#### PROBLEM DETAILS
Quote the listing below in full and exactly as written, but omit every picture.
[GIVEN RECORDS start]
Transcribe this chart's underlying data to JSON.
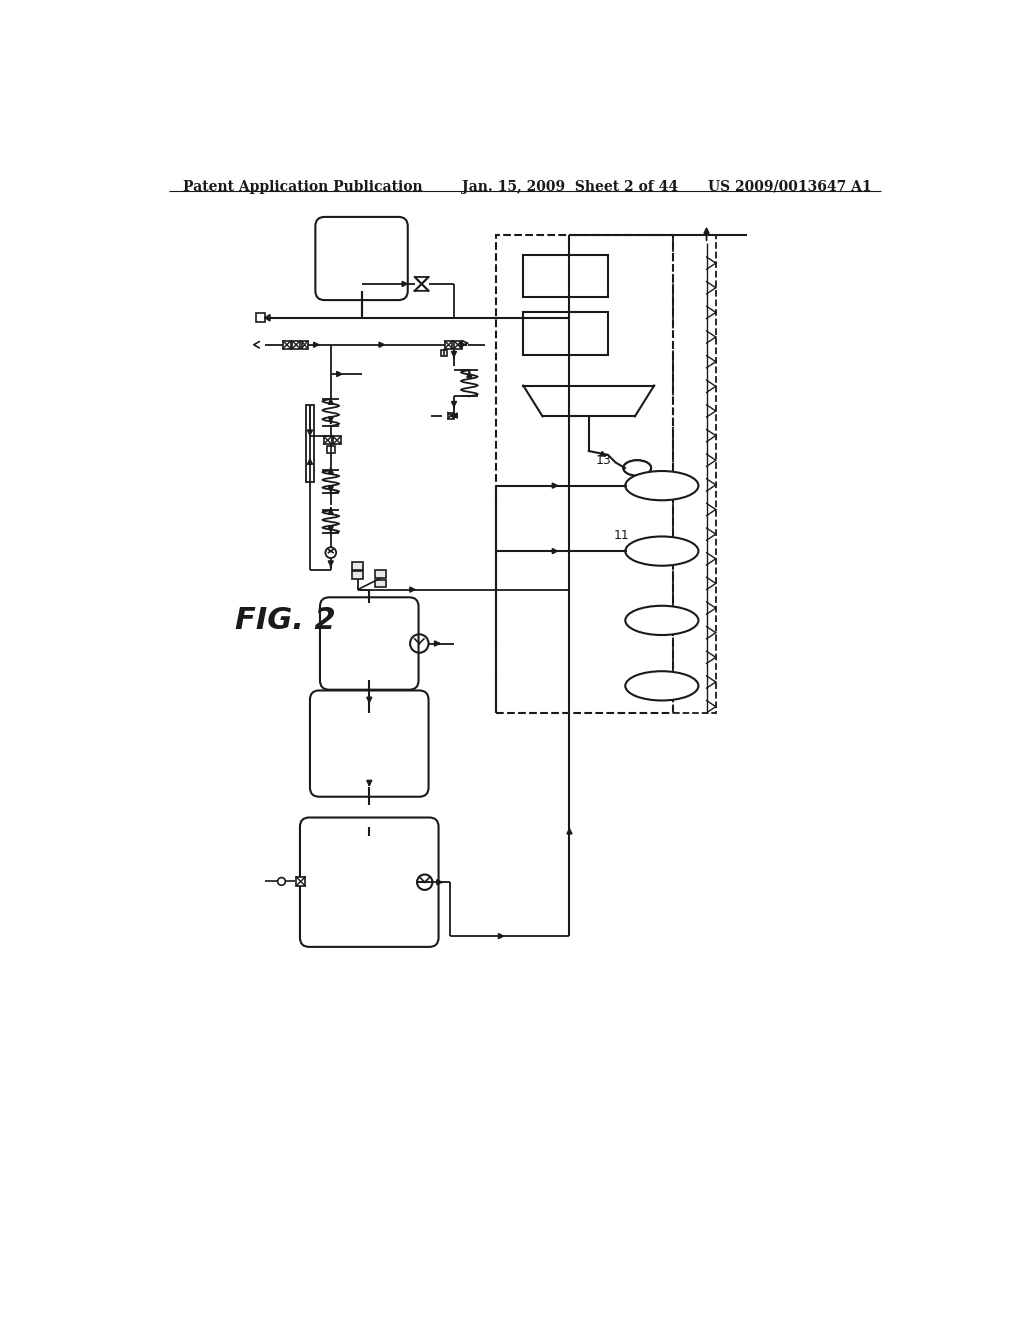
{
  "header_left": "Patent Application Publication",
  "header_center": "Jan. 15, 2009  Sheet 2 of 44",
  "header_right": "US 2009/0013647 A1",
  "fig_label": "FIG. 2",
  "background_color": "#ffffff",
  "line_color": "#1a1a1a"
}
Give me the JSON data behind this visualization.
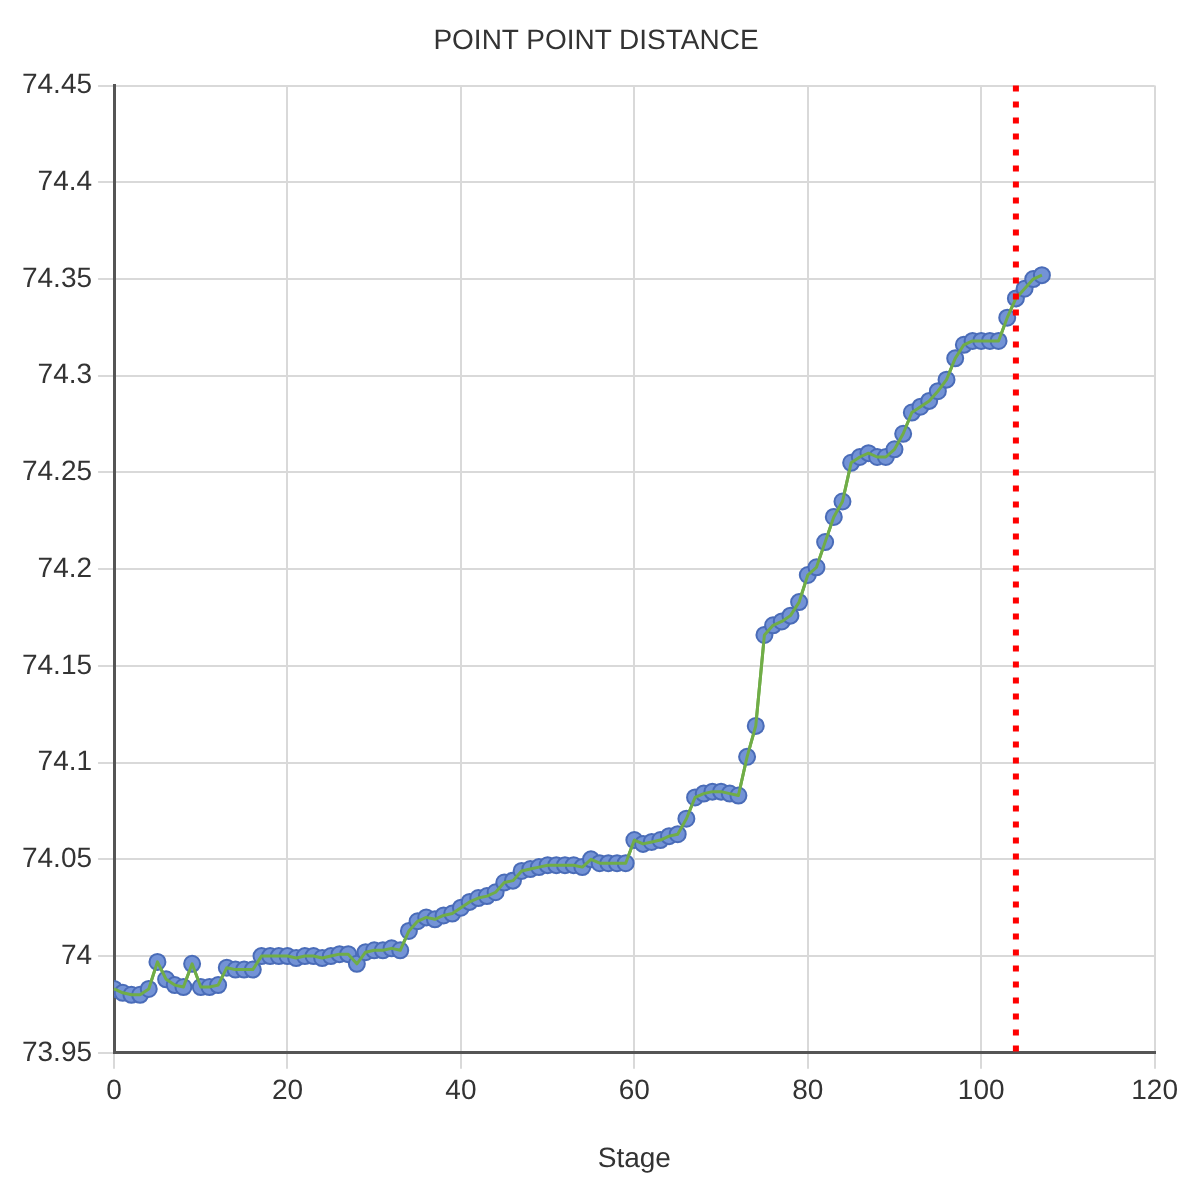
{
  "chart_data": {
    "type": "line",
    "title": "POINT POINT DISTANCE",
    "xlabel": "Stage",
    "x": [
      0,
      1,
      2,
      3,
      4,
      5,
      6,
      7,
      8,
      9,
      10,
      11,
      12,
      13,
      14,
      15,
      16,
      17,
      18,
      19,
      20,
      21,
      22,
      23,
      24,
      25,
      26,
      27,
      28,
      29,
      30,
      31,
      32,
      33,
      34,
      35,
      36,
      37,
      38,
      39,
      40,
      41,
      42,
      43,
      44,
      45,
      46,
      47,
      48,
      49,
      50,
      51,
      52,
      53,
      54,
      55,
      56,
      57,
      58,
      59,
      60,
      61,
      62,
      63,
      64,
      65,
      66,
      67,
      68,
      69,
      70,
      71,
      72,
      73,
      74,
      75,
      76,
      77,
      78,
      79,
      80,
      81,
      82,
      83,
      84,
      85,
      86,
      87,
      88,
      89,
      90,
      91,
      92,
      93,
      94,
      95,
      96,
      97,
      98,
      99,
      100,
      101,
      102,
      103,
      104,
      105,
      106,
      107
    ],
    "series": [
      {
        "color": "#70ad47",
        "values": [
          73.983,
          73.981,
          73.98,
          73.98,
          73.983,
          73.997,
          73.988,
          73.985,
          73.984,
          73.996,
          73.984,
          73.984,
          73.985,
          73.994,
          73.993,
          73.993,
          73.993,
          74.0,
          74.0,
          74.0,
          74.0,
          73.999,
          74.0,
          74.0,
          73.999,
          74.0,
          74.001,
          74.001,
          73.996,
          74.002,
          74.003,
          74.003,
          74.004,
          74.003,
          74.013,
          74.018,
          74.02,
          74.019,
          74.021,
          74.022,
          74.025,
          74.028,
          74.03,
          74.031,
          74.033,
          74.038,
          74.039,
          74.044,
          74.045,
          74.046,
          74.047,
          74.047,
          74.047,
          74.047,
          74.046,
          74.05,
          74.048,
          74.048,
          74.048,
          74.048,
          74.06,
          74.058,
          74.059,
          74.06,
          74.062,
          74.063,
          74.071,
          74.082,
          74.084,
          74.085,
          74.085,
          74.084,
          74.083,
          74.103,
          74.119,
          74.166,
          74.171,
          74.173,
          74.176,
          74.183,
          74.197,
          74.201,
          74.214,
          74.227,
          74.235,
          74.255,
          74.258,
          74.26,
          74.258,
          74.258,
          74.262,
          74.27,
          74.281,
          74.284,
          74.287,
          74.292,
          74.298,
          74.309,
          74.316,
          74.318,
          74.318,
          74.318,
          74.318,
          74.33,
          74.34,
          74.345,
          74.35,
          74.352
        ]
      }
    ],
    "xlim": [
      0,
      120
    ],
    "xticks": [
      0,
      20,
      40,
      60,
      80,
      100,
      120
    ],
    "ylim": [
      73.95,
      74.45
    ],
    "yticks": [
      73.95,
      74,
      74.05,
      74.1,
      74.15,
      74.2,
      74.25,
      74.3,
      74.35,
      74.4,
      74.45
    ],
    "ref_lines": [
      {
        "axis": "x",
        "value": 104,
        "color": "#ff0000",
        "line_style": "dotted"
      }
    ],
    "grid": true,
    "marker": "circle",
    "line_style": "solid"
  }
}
[GIVEN RECORDS end]
#### RESULT OF THIS TASK
Transcribe this chart's underlying data to JSON.
{
  "header_left": "Patent Application Publication",
  "header_center": "Jan. 15, 2009  Sheet 2 of 44",
  "header_right": "US 2009/0013647 A1",
  "fig_label": "FIG. 2",
  "background_color": "#ffffff",
  "line_color": "#1a1a1a"
}
Give me the JSON data behind this visualization.
{
  "chart_data": {
    "type": "line",
    "title": "POINT POINT DISTANCE",
    "xlabel": "Stage",
    "x": [
      0,
      1,
      2,
      3,
      4,
      5,
      6,
      7,
      8,
      9,
      10,
      11,
      12,
      13,
      14,
      15,
      16,
      17,
      18,
      19,
      20,
      21,
      22,
      23,
      24,
      25,
      26,
      27,
      28,
      29,
      30,
      31,
      32,
      33,
      34,
      35,
      36,
      37,
      38,
      39,
      40,
      41,
      42,
      43,
      44,
      45,
      46,
      47,
      48,
      49,
      50,
      51,
      52,
      53,
      54,
      55,
      56,
      57,
      58,
      59,
      60,
      61,
      62,
      63,
      64,
      65,
      66,
      67,
      68,
      69,
      70,
      71,
      72,
      73,
      74,
      75,
      76,
      77,
      78,
      79,
      80,
      81,
      82,
      83,
      84,
      85,
      86,
      87,
      88,
      89,
      90,
      91,
      92,
      93,
      94,
      95,
      96,
      97,
      98,
      99,
      100,
      101,
      102,
      103,
      104,
      105,
      106,
      107
    ],
    "series": [
      {
        "color": "#70ad47",
        "values": [
          73.983,
          73.981,
          73.98,
          73.98,
          73.983,
          73.997,
          73.988,
          73.985,
          73.984,
          73.996,
          73.984,
          73.984,
          73.985,
          73.994,
          73.993,
          73.993,
          73.993,
          74.0,
          74.0,
          74.0,
          74.0,
          73.999,
          74.0,
          74.0,
          73.999,
          74.0,
          74.001,
          74.001,
          73.996,
          74.002,
          74.003,
          74.003,
          74.004,
          74.003,
          74.013,
          74.018,
          74.02,
          74.019,
          74.021,
          74.022,
          74.025,
          74.028,
          74.03,
          74.031,
          74.033,
          74.038,
          74.039,
          74.044,
          74.045,
          74.046,
          74.047,
          74.047,
          74.047,
          74.047,
          74.046,
          74.05,
          74.048,
          74.048,
          74.048,
          74.048,
          74.06,
          74.058,
          74.059,
          74.06,
          74.062,
          74.063,
          74.071,
          74.082,
          74.084,
          74.085,
          74.085,
          74.084,
          74.083,
          74.103,
          74.119,
          74.166,
          74.171,
          74.173,
          74.176,
          74.183,
          74.197,
          74.201,
          74.214,
          74.227,
          74.235,
          74.255,
          74.258,
          74.26,
          74.258,
          74.258,
          74.262,
          74.27,
          74.281,
          74.284,
          74.287,
          74.292,
          74.298,
          74.309,
          74.316,
          74.318,
          74.318,
          74.318,
          74.318,
          74.33,
          74.34,
          74.345,
          74.35,
          74.352
        ]
      }
    ],
    "xlim": [
      0,
      120
    ],
    "xticks": [
      0,
      20,
      40,
      60,
      80,
      100,
      120
    ],
    "ylim": [
      73.95,
      74.45
    ],
    "yticks": [
      73.95,
      74,
      74.05,
      74.1,
      74.15,
      74.2,
      74.25,
      74.3,
      74.35,
      74.4,
      74.45
    ],
    "ref_lines": [
      {
        "axis": "x",
        "value": 104,
        "color": "#ff0000",
        "line_style": "dotted"
      }
    ],
    "grid": true,
    "marker": "circle",
    "line_style": "solid"
  }
}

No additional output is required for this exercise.